▶ _JOB_
Sort through the entries below and pull out lines containing the word "rajčica".

[Source records]
- - - -

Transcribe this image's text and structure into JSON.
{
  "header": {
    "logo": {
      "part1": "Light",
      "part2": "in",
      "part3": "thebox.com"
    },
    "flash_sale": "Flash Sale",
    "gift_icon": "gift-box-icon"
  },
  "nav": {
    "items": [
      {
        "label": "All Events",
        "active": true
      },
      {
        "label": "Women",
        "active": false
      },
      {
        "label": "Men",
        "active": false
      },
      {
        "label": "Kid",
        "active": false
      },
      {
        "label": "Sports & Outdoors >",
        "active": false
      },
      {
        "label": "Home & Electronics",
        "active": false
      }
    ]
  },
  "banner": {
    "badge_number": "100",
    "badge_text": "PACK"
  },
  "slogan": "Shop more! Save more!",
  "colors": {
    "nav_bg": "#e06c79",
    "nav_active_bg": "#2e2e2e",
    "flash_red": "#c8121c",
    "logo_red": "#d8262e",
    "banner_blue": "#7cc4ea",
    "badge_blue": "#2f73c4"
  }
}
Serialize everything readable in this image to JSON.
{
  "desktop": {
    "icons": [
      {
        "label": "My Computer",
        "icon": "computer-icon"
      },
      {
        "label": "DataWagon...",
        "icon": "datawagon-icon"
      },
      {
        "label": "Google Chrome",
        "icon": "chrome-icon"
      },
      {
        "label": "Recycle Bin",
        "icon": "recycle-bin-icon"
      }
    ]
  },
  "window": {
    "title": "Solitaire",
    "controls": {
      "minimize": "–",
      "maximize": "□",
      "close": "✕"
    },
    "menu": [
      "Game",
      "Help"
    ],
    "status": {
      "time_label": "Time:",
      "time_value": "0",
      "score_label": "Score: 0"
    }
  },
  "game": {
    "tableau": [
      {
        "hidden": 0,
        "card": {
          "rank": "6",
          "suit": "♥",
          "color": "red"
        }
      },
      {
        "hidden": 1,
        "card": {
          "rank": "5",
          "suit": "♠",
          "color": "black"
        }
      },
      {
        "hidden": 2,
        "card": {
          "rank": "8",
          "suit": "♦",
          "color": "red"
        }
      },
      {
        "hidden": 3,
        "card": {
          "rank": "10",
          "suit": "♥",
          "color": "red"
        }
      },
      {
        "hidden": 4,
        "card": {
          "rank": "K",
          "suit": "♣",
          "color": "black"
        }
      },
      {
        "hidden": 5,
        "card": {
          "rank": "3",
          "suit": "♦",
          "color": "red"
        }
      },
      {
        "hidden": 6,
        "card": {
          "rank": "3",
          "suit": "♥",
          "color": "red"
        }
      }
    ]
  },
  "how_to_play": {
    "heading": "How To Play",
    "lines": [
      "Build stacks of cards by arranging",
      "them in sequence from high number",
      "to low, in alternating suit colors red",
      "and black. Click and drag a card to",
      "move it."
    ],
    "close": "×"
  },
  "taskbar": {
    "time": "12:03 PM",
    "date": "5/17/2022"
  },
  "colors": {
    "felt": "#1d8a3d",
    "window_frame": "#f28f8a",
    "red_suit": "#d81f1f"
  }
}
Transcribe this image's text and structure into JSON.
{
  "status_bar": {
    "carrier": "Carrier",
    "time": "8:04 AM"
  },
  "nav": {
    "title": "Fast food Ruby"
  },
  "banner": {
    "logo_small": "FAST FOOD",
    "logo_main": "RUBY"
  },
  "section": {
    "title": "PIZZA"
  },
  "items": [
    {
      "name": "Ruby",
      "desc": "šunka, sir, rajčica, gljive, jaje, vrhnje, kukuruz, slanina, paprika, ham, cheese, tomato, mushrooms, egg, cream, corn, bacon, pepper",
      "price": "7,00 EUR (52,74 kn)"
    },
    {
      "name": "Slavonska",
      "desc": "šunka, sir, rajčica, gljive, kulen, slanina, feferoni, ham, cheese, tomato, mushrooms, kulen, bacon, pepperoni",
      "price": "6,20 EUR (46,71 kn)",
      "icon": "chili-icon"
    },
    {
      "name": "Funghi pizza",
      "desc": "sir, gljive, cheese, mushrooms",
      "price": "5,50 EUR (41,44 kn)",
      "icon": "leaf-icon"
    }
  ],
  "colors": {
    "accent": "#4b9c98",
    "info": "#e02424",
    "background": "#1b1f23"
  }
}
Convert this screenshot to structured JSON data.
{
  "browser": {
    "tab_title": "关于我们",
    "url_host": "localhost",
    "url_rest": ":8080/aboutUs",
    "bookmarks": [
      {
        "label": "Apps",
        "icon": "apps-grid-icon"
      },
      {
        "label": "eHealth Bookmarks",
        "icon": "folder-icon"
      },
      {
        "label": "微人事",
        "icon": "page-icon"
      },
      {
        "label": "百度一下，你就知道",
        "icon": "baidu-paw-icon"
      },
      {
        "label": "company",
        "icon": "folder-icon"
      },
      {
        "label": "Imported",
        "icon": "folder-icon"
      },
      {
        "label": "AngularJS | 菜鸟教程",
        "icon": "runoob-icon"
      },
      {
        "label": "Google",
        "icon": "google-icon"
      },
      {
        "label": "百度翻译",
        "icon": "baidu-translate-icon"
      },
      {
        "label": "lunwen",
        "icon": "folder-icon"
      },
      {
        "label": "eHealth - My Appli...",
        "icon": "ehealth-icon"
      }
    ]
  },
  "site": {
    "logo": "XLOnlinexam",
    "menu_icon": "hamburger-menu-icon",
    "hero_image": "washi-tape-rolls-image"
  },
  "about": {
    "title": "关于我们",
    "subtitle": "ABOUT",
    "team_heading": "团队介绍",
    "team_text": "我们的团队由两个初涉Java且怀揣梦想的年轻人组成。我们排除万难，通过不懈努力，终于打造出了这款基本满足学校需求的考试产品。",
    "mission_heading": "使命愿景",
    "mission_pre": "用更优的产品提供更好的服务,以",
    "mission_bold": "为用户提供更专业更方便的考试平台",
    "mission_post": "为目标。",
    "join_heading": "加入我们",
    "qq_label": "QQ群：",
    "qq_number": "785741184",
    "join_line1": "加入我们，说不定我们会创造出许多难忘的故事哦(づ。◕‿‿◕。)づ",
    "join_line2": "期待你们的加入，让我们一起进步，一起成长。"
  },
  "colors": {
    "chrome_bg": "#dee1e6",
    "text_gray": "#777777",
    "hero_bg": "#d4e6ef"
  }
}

- - - -

▶ _RESPONSE TO THE EXERCISE_
      "desc": "šunka, sir, rajčica, gljive, jaje, vrhnje, kukuruz, slanina, paprika, ham, cheese, tomato, mushrooms, egg, cream, corn, bacon, pepper",
      "desc": "šunka, sir, rajčica, gljive, kulen, slanina, feferoni, ham, cheese, tomato, mushrooms, kulen, bacon, pepperoni",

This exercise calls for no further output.